■ TASK INSTRUCTIONS
Could you write out the records below exactly as they appear?
-- START LISTED RECORDS --
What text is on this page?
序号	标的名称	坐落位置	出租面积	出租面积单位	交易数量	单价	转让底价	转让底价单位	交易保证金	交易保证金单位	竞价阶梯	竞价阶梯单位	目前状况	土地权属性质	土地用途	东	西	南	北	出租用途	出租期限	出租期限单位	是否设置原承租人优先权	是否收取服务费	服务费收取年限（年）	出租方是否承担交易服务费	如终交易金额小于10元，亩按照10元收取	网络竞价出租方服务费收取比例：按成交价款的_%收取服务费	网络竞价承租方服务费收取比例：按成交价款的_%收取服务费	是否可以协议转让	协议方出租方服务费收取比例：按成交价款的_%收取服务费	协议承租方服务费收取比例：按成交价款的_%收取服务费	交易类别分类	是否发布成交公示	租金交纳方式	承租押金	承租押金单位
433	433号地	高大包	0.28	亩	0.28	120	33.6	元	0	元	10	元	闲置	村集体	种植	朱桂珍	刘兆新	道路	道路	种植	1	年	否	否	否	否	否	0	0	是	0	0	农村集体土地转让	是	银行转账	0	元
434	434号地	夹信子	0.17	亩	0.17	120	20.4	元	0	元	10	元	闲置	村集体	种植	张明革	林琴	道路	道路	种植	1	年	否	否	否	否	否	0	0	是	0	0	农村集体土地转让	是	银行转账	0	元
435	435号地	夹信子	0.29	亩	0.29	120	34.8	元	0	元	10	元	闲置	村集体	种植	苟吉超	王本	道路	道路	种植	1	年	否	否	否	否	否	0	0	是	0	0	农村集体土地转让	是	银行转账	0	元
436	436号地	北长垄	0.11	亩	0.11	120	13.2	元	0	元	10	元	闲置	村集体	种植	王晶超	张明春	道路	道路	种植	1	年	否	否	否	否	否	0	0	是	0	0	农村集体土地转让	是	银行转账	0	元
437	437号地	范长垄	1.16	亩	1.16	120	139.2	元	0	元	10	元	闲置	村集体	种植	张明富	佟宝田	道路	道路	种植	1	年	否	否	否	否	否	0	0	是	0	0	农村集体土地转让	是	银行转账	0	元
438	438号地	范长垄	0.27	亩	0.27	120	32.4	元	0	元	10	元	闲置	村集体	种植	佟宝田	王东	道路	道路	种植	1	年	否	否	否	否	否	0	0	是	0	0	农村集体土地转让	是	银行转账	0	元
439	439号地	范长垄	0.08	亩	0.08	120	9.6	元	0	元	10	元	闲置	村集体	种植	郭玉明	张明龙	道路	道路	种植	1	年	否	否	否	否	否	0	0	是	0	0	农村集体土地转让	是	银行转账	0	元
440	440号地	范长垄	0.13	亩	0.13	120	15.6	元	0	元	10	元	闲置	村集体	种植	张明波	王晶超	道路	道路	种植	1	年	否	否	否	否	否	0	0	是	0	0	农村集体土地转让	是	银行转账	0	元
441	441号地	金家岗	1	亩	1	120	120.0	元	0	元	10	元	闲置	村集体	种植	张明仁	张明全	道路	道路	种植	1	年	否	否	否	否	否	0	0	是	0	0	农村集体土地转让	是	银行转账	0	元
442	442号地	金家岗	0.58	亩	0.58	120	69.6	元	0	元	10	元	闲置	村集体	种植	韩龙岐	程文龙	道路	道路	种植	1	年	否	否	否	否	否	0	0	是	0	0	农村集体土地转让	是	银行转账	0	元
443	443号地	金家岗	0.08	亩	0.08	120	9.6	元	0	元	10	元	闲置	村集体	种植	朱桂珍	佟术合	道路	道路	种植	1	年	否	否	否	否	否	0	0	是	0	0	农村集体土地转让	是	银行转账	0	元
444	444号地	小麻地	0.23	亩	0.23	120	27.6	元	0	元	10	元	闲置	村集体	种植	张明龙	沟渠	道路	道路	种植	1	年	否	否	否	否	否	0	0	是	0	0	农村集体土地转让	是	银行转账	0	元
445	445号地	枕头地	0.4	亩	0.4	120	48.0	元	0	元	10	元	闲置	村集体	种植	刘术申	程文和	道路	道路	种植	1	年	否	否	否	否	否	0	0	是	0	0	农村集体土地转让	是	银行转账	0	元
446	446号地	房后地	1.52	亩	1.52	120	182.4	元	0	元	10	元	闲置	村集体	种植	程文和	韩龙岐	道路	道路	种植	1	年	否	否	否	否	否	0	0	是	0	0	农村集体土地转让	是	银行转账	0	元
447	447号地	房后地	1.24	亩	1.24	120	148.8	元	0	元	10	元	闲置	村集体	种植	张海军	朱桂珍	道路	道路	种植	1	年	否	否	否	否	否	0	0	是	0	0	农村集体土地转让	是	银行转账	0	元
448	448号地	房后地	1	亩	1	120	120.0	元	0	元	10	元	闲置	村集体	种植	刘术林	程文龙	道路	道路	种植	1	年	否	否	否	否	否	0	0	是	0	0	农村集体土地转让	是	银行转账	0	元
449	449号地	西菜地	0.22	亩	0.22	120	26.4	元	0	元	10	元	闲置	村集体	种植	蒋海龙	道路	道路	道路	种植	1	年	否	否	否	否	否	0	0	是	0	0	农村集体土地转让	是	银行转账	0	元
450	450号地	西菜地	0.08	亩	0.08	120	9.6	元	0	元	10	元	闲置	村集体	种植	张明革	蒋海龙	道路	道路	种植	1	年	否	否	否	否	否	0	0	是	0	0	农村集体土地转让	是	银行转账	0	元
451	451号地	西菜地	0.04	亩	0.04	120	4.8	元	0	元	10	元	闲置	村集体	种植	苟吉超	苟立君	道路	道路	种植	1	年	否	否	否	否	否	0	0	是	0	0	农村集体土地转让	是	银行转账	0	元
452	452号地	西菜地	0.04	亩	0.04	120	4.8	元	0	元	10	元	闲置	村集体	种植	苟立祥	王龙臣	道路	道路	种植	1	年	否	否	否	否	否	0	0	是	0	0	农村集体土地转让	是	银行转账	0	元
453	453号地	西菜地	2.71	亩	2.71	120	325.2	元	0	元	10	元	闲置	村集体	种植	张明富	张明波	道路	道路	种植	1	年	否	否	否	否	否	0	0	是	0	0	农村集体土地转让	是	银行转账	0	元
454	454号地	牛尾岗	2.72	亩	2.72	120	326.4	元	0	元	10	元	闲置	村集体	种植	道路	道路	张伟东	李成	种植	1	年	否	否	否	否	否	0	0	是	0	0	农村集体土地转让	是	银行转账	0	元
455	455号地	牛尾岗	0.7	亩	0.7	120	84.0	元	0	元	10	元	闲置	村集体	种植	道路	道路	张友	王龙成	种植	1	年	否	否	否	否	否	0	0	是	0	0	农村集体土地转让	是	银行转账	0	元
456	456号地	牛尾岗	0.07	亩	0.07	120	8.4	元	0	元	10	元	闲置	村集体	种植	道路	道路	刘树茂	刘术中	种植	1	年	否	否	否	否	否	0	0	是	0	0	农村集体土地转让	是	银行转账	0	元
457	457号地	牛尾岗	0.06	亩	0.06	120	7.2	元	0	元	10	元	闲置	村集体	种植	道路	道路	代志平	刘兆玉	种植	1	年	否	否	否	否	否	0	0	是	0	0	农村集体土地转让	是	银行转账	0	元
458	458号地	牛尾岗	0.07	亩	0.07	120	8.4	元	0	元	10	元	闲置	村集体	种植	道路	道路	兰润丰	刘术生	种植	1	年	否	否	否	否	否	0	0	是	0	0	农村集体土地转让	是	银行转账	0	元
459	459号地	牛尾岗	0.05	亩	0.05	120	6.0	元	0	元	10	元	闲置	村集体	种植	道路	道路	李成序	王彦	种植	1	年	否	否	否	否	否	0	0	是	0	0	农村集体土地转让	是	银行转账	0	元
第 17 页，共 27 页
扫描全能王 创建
-- END LISTED RECORDS --
■ ANSWER FOR THIS EXERCISE
What text is on this page?
序号	标的名称	坐落位置	出租面积	出租面积单位	交易数量	单价	转让底价	转让底价单位	交易保证金	交易保证金单位	竞价阶梯	竞价阶梯单位	目前状况	土地权属性质	土地用途	东	西	南	北	出租用途	出租期限	出租期限单位	是否设置原承租人优先权	是否收取服务费	服务费收取年限（年）	出租方是否承担交易服务费	如终交易金额小于10元，亩按照10元收取	网络竞价出租方服务费收取比例：按成交价款的_%收取服务费	网络竞价承租方服务费收取比例：按成交价款的_%收取服务费	是否可以协议转让	协议方出租方服务费收取比例：按成交价款的_%收取服务费	协议承租方服务费收取比例：按成交价款的_%收取服务费	交易类别分类	是否发布成交公示	租金交纳方式	承租押金	承租押金单位
433	433号地	高大包	0.28	亩	0.28	120	33.6	元	0	元	10	元	闲置	村集体	种植	朱桂珍	刘兆新	道路	道路	种植	1	年	否	否	否	否	否	0	0	是	0	0	农村集体土地转让	是	银行转账	0	元
434	434号地	夹信子	0.17	亩	0.17	120	20.4	元	0	元	10	元	闲置	村集体	种植	张明革	林琴	道路	道路	种植	1	年	否	否	否	否	否	0	0	是	0	0	农村集体土地转让	是	银行转账	0	元
435	435号地	夹信子	0.29	亩	0.29	120	34.8	元	0	元	10	元	闲置	村集体	种植	苟吉超	王本	道路	道路	种植	1	年	否	否	否	否	否	0	0	是	0	0	农村集体土地转让	是	银行转账	0	元
436	436号地	北长垄	0.11	亩	0.11	120	13.2	元	0	元	10	元	闲置	村集体	种植	王晶超	张明春	道路	道路	种植	1	年	否	否	否	否	否	0	0	是	0	0	农村集体土地转让	是	银行转账	0	元
437	437号地	范长垄	1.16	亩	1.16	120	139.2	元	0	元	10	元	闲置	村集体	种植	张明富	佟宝田	道路	道路	种植	1	年	否	否	否	否	否	0	0	是	0	0	农村集体土地转让	是	银行转账	0	元
438	438号地	范长垄	0.27	亩	0.27	120	32.4	元	0	元	10	元	闲置	村集体	种植	佟宝田	王东	道路	道路	种植	1	年	否	否	否	否	否	0	0	是	0	0	农村集体土地转让	是	银行转账	0	元
439	439号地	范长垄	0.08	亩	0.08	120	9.6	元	0	元	10	元	闲置	村集体	种植	郭玉明	张明龙	道路	道路	种植	1	年	否	否	否	否	否	0	0	是	0	0	农村集体土地转让	是	银行转账	0	元
440	440号地	范长垄	0.13	亩	0.13	120	15.6	元	0	元	10	元	闲置	村集体	种植	张明波	王晶超	道路	道路	种植	1	年	否	否	否	否	否	0	0	是	0	0	农村集体土地转让	是	银行转账	0	元
441	441号地	金家岗	1	亩	1	120	120.0	元	0	元	10	元	闲置	村集体	种植	张明仁	张明全	道路	道路	种植	1	年	否	否	否	否	否	0	0	是	0	0	农村集体土地转让	是	银行转账	0	元
442	442号地	金家岗	0.58	亩	0.58	120	69.6	元	0	元	10	元	闲置	村集体	种植	韩龙岐	程文龙	道路	道路	种植	1	年	否	否	否	否	否	0	0	是	0	0	农村集体土地转让	是	银行转账	0	元
443	443号地	金家岗	0.08	亩	0.08	120	9.6	元	0	元	10	元	闲置	村集体	种植	朱桂珍	佟术合	道路	道路	种植	1	年	否	否	否	否	否	0	0	是	0	0	农村集体土地转让	是	银行转账	0	元
444	444号地	小麻地	0.23	亩	0.23	120	27.6	元	0	元	10	元	闲置	村集体	种植	张明龙	沟渠	道路	道路	种植	1	年	否	否	否	否	否	0	0	是	0	0	农村集体土地转让	是	银行转账	0	元
445	445号地	枕头地	0.4	亩	0.4	120	48.0	元	0	元	10	元	闲置	村集体	种植	刘术申	程文和	道路	道路	种植	1	年	否	否	否	否	否	0	0	是	0	0	农村集体土地转让	是	银行转账	0	元
446	446号地	房后地	1.52	亩	1.52	120	182.4	元	0	元	10	元	闲置	村集体	种植	程文和	韩龙岐	道路	道路	种植	1	年	否	否	否	否	否	0	0	是	0	0	农村集体土地转让	是	银行转账	0	元
447	447号地	房后地	1.24	亩	1.24	120	148.8	元	0	元	10	元	闲置	村集体	种植	张海军	朱桂珍	道路	道路	种植	1	年	否	否	否	否	否	0	0	是	0	0	农村集体土地转让	是	银行转账	0	元
448	448号地	房后地	1	亩	1	120	120.0	元	0	元	10	元	闲置	村集体	种植	刘术林	程文龙	道路	道路	种植	1	年	否	否	否	否	否	0	0	是	0	0	农村集体土地转让	是	银行转账	0	元
449	449号地	西菜地	0.22	亩	0.22	120	26.4	元	0	元	10	元	闲置	村集体	种植	蒋海龙	道路	道路	道路	种植	1	年	否	否	否	否	否	0	0	是	0	0	农村集体土地转让	是	银行转账	0	元
450	450号地	西菜地	0.08	亩	0.08	120	9.6	元	0	元	10	元	闲置	村集体	种植	张明革	蒋海龙	道路	道路	种植	1	年	否	否	否	否	否	0	0	是	0	0	农村集体土地转让	是	银行转账	0	元
451	451号地	西菜地	0.04	亩	0.04	120	4.8	元	0	元	10	元	闲置	村集体	种植	苟吉超	苟立君	道路	道路	种植	1	年	否	否	否	否	否	0	0	是	0	0	农村集体土地转让	是	银行转账	0	元
452	452号地	西菜地	0.04	亩	0.04	120	4.8	元	0	元	10	元	闲置	村集体	种植	苟立祥	王龙臣	道路	道路	种植	1	年	否	否	否	否	否	0	0	是	0	0	农村集体土地转让	是	银行转账	0	元
453	453号地	西菜地	2.71	亩	2.71	120	325.2	元	0	元	10	元	闲置	村集体	种植	张明富	张明波	道路	道路	种植	1	年	否	否	否	否	否	0	0	是	0	0	农村集体土地转让	是	银行转账	0	元
454	454号地	牛尾岗	2.72	亩	2.72	120	326.4	元	0	元	10	元	闲置	村集体	种植	道路	道路	张伟东	李成	种植	1	年	否	否	否	否	否	0	0	是	0	0	农村集体土地转让	是	银行转账	0	元
455	455号地	牛尾岗	0.7	亩	0.7	120	84.0	元	0	元	10	元	闲置	村集体	种植	道路	道路	张友	王龙成	种植	1	年	否	否	否	否	否	0	0	是	0	0	农村集体土地转让	是	银行转账	0	元
456	456号地	牛尾岗	0.07	亩	0.07	120	8.4	元	0	元	10	元	闲置	村集体	种植	道路	道路	刘树茂	刘术中	种植	1	年	否	否	否	否	否	0	0	是	0	0	农村集体土地转让	是	银行转账	0	元
457	457号地	牛尾岗	0.06	亩	0.06	120	7.2	元	0	元	10	元	闲置	村集体	种植	道路	道路	代志平	刘兆玉	种植	1	年	否	否	否	否	否	0	0	是	0	0	农村集体土地转让	是	银行转账	0	元
458	458号地	牛尾岗	0.07	亩	0.07	120	8.4	元	0	元	10	元	闲置	村集体	种植	道路	道路	兰润丰	刘术生	种植	1	年	否	否	否	否	否	0	0	是	0	0	农村集体土地转让	是	银行转账	0	元
459	459号地	牛尾岗	0.05	亩	0.05	120	6.0	元	0	元	10	元	闲置	村集体	种植	道路	道路	李成序	王彦	种植	1	年	否	否	否	否	否	0	0	是	0	0	农村集体土地转让	是	银行转账	0	元
第 17 页，共 27 页
扫描全能王 创建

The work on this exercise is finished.